====== TEXTABSCHNITT

Die „JazzHausMusik“ wurde zusammen mit der „Initiative Köln Jazz Haus“ 1980 gegründet. Ziele der Organisationen waren und sind: gute Musik zu machen, auch wenn damit keine Reichtümer zu erwerben sind. Die Unabhängigkeit von Geldgebern, von Profiten und von Vertretern bestimmter, zufällig aktueller Stilrichtungen bleibt so gesichert. Als in den frühen 1990-er Jahren etliche Musiker das Projekt JHM verließen, übernahm Georg Ruby die Firma als Einzelgewerbe auf seinen Namen.

Georg Ruby hat für JHM vier Grundsätze formuliert:

1. JHM ist ein Non-Profit-Label für hochrangige Projekte im Bereich des Jazz und der improvisierten Musik. Wenn Erlöse anfallen, kommen die nach Abzug der Selbstkosten den Künstlern zugute.

2. Alle produzierten CDs bleiben im Besitz der JHM-Musikerinnen.

3. Alle Rechte an den produzierten Tonträgen und ggf. alle sonstigen Rechte verbleiben bei den Musikerinnen.

4. Keine Subventionen – weder von Privat noch von der öffentlichen Hand und auch nicht von „Initiative Köln Jazz Haus“.

============
====== ARBEITSMATERIAL

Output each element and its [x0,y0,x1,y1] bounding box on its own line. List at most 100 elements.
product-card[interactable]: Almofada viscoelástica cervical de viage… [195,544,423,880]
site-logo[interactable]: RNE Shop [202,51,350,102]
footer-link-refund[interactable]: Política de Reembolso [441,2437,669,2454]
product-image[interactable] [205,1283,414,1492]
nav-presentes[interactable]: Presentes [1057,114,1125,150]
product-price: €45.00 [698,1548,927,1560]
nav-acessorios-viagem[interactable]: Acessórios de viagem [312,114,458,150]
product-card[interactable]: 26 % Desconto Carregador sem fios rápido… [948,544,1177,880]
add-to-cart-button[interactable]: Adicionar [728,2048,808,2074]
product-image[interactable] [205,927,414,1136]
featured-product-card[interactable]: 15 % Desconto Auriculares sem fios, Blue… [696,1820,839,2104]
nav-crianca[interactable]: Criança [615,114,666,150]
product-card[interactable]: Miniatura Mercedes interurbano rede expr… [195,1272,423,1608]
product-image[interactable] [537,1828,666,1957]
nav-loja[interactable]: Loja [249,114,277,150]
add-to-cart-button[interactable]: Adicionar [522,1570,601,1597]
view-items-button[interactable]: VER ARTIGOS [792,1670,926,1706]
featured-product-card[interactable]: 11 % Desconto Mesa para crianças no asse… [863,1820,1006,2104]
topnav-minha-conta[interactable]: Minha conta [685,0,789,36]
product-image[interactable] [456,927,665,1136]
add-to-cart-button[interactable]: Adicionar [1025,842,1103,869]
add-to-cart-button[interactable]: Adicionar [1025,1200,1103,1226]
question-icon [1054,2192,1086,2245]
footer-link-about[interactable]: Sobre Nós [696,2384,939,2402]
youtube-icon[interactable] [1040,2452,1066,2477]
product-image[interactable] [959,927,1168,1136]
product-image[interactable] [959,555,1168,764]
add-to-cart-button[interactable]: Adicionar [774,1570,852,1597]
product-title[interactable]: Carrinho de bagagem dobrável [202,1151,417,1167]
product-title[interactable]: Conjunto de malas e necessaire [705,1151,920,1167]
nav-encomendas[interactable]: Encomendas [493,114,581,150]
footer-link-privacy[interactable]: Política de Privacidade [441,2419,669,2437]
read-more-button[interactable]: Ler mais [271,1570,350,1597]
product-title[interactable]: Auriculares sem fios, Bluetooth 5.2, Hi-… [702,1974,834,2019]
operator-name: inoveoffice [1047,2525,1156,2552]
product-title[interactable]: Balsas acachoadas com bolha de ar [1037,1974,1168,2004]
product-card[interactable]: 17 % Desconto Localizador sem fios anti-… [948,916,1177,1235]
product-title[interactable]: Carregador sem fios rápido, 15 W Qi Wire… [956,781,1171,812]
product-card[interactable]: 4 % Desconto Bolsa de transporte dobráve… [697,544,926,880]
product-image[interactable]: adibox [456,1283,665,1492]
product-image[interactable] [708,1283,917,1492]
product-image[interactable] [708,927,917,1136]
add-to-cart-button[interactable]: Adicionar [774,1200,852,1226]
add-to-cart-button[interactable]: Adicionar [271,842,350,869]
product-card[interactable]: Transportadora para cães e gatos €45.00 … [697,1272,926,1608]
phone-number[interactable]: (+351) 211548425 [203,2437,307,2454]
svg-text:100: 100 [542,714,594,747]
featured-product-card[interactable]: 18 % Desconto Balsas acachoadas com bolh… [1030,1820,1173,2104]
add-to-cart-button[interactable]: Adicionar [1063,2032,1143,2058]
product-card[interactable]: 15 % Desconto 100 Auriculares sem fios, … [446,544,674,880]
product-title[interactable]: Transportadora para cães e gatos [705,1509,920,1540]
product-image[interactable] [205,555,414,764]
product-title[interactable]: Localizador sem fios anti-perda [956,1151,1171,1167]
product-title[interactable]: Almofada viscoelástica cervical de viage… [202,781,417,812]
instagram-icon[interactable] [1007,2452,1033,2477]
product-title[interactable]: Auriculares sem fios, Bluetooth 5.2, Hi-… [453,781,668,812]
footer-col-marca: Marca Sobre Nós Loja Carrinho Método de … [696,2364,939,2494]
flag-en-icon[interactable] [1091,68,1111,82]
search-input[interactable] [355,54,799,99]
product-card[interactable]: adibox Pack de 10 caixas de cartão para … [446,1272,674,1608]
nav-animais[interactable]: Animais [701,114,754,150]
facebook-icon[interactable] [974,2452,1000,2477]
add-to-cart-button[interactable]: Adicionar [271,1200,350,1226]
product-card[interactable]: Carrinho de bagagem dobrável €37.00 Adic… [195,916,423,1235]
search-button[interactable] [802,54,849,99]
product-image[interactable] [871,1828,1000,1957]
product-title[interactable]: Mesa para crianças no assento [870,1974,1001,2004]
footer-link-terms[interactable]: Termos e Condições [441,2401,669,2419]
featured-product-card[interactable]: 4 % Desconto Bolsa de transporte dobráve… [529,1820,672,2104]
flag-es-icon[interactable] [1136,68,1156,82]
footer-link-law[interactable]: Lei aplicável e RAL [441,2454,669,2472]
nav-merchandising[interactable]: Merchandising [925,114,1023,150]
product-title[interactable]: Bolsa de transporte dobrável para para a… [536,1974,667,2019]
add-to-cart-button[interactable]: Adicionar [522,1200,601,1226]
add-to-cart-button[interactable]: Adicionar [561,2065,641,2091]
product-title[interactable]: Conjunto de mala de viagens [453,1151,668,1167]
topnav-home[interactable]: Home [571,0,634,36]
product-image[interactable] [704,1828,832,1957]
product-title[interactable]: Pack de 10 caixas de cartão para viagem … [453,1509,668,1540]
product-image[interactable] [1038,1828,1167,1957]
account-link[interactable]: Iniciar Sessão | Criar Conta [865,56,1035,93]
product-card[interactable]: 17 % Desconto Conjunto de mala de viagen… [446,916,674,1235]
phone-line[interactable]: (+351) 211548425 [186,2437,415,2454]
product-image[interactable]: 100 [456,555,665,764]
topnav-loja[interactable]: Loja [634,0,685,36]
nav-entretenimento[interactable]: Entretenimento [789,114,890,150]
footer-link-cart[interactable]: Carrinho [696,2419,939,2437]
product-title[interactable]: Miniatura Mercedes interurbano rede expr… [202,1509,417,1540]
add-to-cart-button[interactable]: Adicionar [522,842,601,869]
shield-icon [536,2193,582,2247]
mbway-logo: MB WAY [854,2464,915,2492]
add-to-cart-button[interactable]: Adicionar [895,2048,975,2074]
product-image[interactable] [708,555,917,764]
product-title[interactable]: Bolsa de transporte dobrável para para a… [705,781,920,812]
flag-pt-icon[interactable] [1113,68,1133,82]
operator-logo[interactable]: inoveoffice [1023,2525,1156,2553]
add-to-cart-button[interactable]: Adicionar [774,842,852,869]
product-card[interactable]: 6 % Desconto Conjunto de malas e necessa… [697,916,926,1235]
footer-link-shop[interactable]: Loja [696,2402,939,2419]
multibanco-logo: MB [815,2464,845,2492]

============

ARBEITSAUFTRAG 1:
Bearbeiten Sie die Passage im Textabschnitt, die mit den Wörtern „2. Alle produzierten“ beginnt und mit „bei den Musikerinnen.“ endet. Geben Sie sie vollständig wieder und ersetzen Sie dabei „CDs“ durch „Alben“.
ARBEITSAUFTRAG 2:
Beantworten Sie anhand des Textabschnitts die folgenden Fragen:
(a) In welchem Jahr wurde die „JazzHausMusik“ gegründet?
(b) Wer übernahm die Firma in den frühen 1990er-Jahren als Einzelgewerbe?
(c) Wem kommen Erlöse nach Abzug der Selbstkosten zugute?
ARBEITSAUFTRAG 3:
Übersetzen Sie diesen Satz aus dem Textabschnitt ins Englische: „Die Unabhängigkeit von Geldgebern, von Profiten und von Vertretern bestimmter, zufällig aktueller Stilrichtungen bleibt so gesichert.“
Stützen Sie sich ausschließlich auf den Textabschnitt.

SCHRIFTLICHE ANTWORT 1:
2. Alle produzierten Alben bleiben im Besitz der JHM-Musikerinnen.

3. Alle Rechte an den produzierten Tonträgen und ggf. alle sonstigen Rechte verbleiben bei den Musikerinnen.

SCHRIFTLICHE ANTWORT 2:
(a) Im Jahr 1980.
(b) Georg Ruby.
(c) Den Künstlern.

SCHRIFTLICHE ANTWORT 3:
In this way, independence from financial backers, from profits, and from representatives of particular styles that happen to be current remains assured.